_Tasks and exercises_
A. Copy the passage of the _plogpdf pull request discussion from "AFAIK none of" up to and including "cover this modification.".
B. Translate this sentence from the _plogpdf pull request discussion into Spanish: "In the current implementation of _plogpdf only logpartition is excluded."
C. Write the next part of the _plogpdf pull request discussion, picking up after its final comment.

Change _plogpdf function to accept four arguments

bvdmitri commented 2 months ago

Could you please provide a description for the PR? At first glance, it’s not clear why this change is necessary. Additionally, please include tests that were failing before this change and are passing afterward. Thanks!

ismailsenoz commented 2 months ago

This is needed because many of the projections that are failing are due to presence of factorial, gamma, beta etc. type of functions in the log-partition and base measure. Because these functions are numerically challenging tests in ExponentialFamilyProjections either fail or display strange behavior such as extra factor of 2 when projecting into Chisq. I noticed a strange behavior when writing tests for projecting into Poisson. When the lambda parameter of Poisson is large, due to presence of factorial in the basemeasure, projection is wrong. When the projection is done with unnormalized density these problems are solved. Therefore, the test suit in ExponentialFamilyProjection needs to be implemented with _plogpdf removing all the basemeasure and log-partition factors. In the current implementation of _plogpdf only logpartition is excluded. By excluding basemeasure we can correctly project into Chisq and Poisson. This why it is needed to include the 4th argument.

Nimrais commented 2 months ago

@ismailsenoz @bvdmitri I will add a small test for this functionality

ismailsenoz commented 2 months ago

AFAIK none of the tests in ExponentialFamily were failing and there is no explicit tests for _plogpdf functions beforehand anyways. This function was implicitly tested with all logpdf and pdf calls.

Nimrais commented 2 months ago

Yeah, you are right, but if it is supposed to be used somewhere, this interface from a hidden optimisation for big containers becomes functionality.

_plogpdf was initially added just to faster compute logpdf for big containers.

bvdmitri commented 2 months ago

I see, that clarifies it for me. Your description makes sense, and to avoid any confusion in the future, it would be beneficial to open a PR with a comprehensive explanation of the change. It would also be helpful to mention that the existing tests should cover this modification.

_Given information_
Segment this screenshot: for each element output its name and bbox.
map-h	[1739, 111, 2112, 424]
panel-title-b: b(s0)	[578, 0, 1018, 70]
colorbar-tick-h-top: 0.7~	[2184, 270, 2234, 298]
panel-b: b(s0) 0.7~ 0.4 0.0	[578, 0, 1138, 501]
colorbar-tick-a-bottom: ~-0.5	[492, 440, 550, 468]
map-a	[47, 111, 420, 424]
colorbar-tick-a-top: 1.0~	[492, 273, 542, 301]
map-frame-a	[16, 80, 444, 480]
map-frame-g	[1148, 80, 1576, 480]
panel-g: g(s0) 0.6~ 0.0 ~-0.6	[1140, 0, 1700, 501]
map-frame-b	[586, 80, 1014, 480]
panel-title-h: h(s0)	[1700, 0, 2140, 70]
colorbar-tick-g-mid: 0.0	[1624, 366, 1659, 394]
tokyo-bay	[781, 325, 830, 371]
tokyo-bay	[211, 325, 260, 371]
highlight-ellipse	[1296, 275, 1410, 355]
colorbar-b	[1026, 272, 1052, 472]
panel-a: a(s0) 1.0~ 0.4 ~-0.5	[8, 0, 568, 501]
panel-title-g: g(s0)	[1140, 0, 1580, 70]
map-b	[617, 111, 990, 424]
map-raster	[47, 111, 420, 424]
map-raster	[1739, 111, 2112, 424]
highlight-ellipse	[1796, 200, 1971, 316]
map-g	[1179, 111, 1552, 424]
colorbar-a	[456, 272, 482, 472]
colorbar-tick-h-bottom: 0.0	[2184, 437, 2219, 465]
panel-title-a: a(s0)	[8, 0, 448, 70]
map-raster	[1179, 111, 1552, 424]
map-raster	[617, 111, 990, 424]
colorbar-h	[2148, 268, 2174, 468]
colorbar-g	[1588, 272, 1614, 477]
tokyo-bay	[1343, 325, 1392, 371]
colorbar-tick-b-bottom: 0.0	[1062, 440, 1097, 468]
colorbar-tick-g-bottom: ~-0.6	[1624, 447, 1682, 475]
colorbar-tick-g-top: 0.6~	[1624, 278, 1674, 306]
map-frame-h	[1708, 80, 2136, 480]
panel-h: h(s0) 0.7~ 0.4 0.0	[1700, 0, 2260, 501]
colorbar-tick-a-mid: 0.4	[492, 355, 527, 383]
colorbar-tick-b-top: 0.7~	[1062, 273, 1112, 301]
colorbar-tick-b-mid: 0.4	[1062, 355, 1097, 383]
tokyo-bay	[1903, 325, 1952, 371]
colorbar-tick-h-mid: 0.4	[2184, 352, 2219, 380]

_Answers for the tasks_
A.
AFAIK none of the tests in ExponentialFamily were failing and there is no explicit tests for _plogpdf functions beforehand anyways. This function was implicitly tested with all logpdf and pdf calls.

Nimrais commented 2 months ago

Yeah, you are right, but if it is supposed to be used somewhere, this interface from a hidden optimisation for big containers becomes functionality.

_plogpdf was initially added just to faster compute logpdf for big containers.

bvdmitri commented 2 months ago

I see, that clarifies it for me. Your description makes sense, and to avoid any confusion in the future, it would be beneficial to open a PR with a comprehensive explanation of the change. It would also be helpful to mention that the existing tests should cover this modification.

B. En la implementación actual de _plogpdf, solo se excluye logpartition.

C.
However, I’m still unclear about how this change would assist with projection, as we don’t seem to call logpdf or _plogpdf anywhere during the projection iterations. Could you elaborate on the exact suggestion for ExponentialFamilyProjection?

Perhaps you refer to the logpdf which is used in the tests inside the f function, but it’s important to note that in general the function f, which is passed to the project_to method, is arbitrary, and we cannot manipulate or adjust what it does internally.

Nimrais commented 2 months ago

It's assisting from the perspective of the target function.

If you try to project x -> logpdf(Poisson, x) where the Poisson distribution has a very large natural parameter, the projection fails to recover the correct value. The base measure has factorial in its computations, and small and large natural parameters become indistinguishable.

However, if you project x -> log(x) * η, it works fine and correctly recovers the η parameter.

The proposal is to use unnormalized densities as the target function inside projection procedures for tests to make them more stable, at least for the distributions where to compute logpdf is numerically problematic such as Chisq, Poisson, Gamma.

ismailsenoz commented 2 months ago

The function in the test setups for exponential family projection test_projection_convergence includes the following line targetfn = let distribution = distribution (x) -> logpdf(distribution, x) end. For some distributions such as normals this line will work and actually improve the projection because the basemeasure of normal is just a constant. However , for Poisson, Chisq et this line will result the tests to fail because the logpdf will include factorial and the tests with large parameters will not pass.

It is not related to the method whatsoever. It is just related to the tests.

Nimrais commented 2 months ago

Perhaps you refer to the logpdf which is used in the tests inside the f function, but it’s important to note that in general the function f, which is passed to the project_to method, is arbitrary, and we cannot manipulate or adjust what it does internally.

Yes, we unfortunately can not manipulate what user provides us, but we can decide what we are testing. And @ismailsenoz point is that it does not make much of a sense to test for Poisson or Chisq projection of them trough their logpdf, it just gives unreasonable values.

bvdmitri commented 2 months ago

The proposal is to use unnormalized densities as the target function inside projection procedures for tests to make them more stable

I understand the proposal for the tests, but how would you practically implement this during actual inference? In practice, f is arbitrary and can perform various operations internally, such as calling logpdf for a Poisson distribution. Since we cannot manipulate f, this doesn’t seem like a real solution for practical scenarios, even if it makes tests pass.

it does not make much of a sense to test for Poisson or Chisq to project them trough their logpdf, it just gives unreasonable values.

But this is precisely what will happen during real inference.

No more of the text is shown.